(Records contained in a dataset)
╔══

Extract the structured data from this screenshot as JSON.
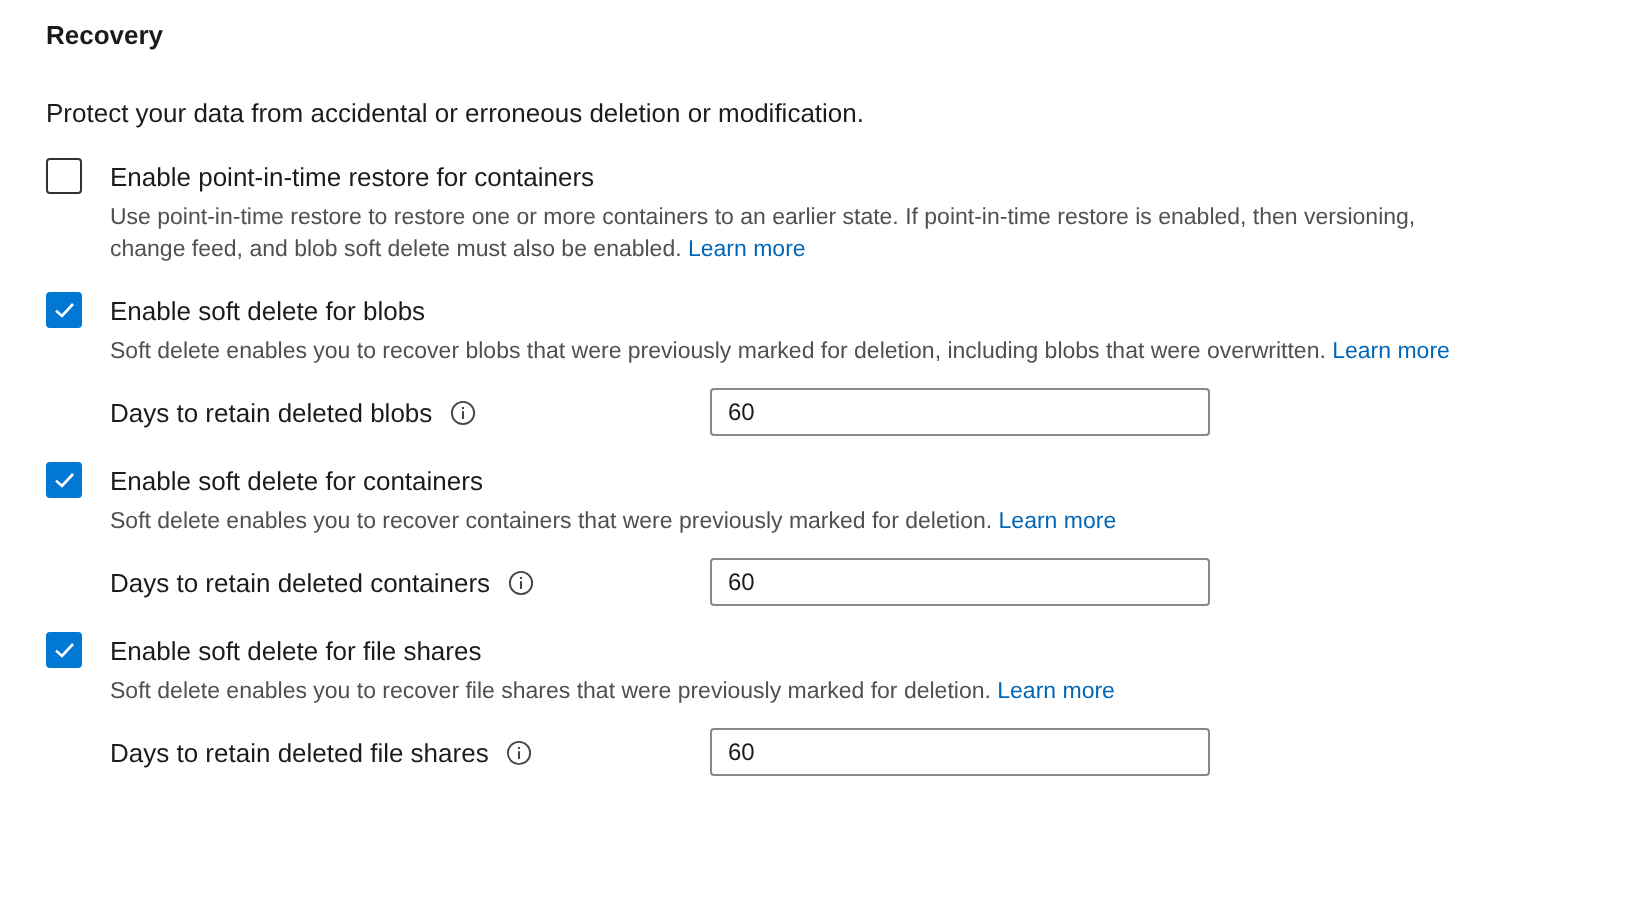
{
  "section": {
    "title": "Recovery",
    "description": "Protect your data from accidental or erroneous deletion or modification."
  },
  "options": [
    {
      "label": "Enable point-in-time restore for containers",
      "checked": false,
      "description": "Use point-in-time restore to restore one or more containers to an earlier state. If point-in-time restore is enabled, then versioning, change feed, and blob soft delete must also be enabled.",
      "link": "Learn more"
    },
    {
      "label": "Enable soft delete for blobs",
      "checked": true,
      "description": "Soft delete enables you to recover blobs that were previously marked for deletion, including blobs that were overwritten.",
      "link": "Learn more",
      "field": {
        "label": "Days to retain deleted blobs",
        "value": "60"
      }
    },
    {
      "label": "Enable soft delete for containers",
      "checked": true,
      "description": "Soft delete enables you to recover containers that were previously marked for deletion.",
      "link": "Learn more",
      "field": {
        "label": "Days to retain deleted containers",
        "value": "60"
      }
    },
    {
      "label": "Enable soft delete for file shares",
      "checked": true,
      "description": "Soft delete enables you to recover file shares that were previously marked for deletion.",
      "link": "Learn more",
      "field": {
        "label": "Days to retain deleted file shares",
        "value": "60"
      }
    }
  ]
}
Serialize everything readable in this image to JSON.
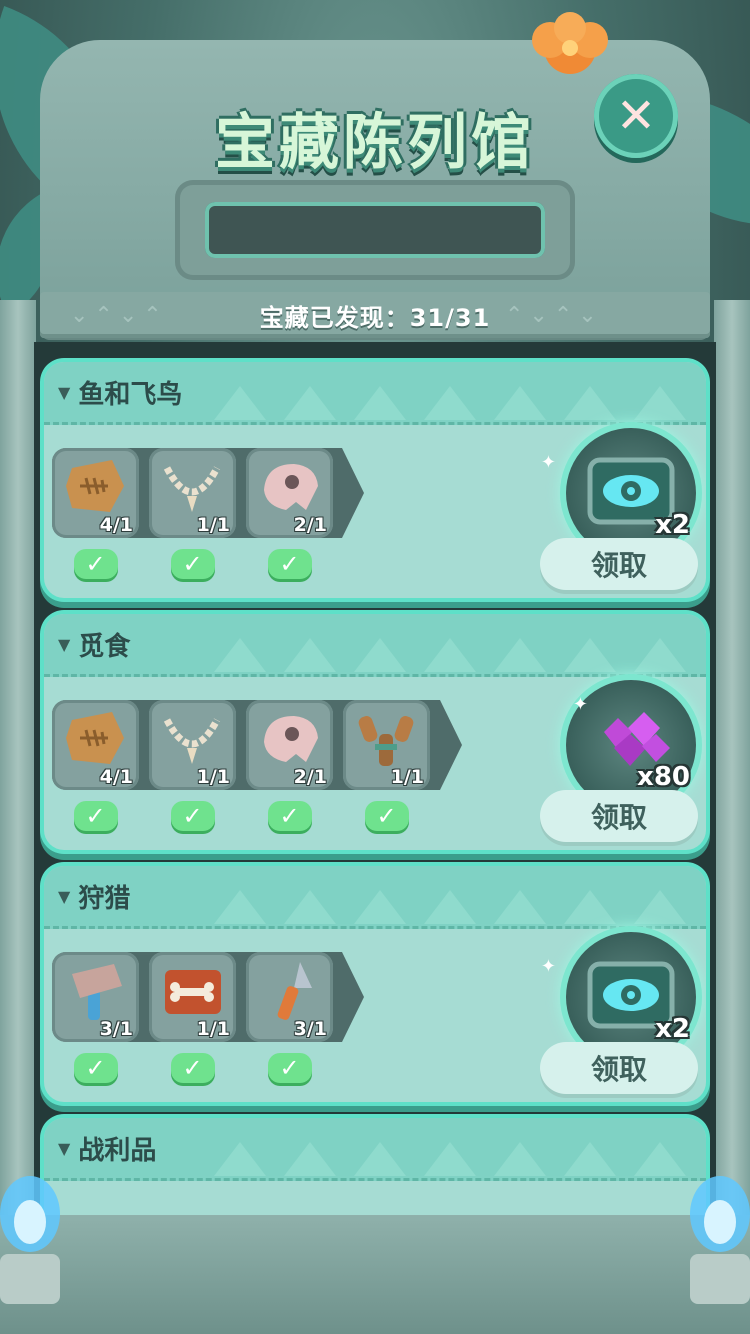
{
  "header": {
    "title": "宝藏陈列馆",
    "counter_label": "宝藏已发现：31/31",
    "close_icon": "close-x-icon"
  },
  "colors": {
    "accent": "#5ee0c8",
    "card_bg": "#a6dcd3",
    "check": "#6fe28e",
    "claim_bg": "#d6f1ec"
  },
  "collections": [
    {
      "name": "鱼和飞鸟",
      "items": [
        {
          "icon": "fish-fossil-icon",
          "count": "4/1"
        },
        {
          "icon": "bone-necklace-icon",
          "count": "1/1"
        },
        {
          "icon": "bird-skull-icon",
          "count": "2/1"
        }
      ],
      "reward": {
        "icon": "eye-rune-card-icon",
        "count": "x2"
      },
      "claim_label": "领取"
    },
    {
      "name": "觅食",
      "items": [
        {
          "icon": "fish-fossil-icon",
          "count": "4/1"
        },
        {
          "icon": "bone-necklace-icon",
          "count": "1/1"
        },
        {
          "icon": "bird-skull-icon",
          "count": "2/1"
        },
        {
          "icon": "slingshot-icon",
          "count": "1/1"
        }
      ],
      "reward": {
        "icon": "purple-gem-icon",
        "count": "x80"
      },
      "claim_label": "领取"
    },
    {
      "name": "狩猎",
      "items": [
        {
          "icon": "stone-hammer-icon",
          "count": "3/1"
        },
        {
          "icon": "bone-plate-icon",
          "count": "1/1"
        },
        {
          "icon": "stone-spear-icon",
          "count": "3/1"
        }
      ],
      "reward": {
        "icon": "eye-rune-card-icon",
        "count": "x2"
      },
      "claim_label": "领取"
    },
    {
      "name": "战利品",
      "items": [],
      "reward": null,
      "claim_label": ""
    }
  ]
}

╚══
╔══

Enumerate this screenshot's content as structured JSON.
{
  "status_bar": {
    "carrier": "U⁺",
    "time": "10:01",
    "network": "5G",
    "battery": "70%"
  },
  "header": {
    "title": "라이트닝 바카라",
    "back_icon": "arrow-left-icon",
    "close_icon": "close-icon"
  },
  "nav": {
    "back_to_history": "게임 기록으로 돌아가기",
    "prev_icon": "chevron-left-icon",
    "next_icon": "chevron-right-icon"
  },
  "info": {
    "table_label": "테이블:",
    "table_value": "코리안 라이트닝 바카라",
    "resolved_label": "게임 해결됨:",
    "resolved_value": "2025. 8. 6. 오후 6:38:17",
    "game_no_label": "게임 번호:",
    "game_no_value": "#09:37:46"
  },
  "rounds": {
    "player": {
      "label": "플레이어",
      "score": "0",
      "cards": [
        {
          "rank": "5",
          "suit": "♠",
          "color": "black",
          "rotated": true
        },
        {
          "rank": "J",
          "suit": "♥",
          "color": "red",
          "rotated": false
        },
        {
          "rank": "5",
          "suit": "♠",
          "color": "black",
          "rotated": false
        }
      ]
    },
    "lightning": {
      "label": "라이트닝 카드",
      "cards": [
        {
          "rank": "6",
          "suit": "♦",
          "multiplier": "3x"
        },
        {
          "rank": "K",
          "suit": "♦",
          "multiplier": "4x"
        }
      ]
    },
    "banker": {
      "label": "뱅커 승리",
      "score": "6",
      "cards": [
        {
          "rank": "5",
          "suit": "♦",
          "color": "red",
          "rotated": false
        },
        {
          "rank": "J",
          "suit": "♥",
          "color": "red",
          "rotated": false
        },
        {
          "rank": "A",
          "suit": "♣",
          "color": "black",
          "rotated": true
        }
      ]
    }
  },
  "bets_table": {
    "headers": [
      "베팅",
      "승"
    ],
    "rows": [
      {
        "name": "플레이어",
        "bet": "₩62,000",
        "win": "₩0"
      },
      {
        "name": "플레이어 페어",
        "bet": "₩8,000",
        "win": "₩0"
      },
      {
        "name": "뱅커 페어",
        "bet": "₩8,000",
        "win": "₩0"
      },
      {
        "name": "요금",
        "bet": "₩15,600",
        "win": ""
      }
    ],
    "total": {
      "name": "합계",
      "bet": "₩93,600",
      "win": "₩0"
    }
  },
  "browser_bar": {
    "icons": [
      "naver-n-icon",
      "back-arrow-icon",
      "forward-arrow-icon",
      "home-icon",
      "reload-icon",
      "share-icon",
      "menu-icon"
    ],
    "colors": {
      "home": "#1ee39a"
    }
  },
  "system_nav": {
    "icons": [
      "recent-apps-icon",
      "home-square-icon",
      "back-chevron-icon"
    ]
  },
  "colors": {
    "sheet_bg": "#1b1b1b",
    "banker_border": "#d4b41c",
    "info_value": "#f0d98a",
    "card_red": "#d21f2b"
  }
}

╚══

## Set task
Go through the listing above and list every line that has the word "title".

## The completed task
    "title": "Recovery",
    "title": "宝藏陈列馆",
    "title": "라이트닝 바카라",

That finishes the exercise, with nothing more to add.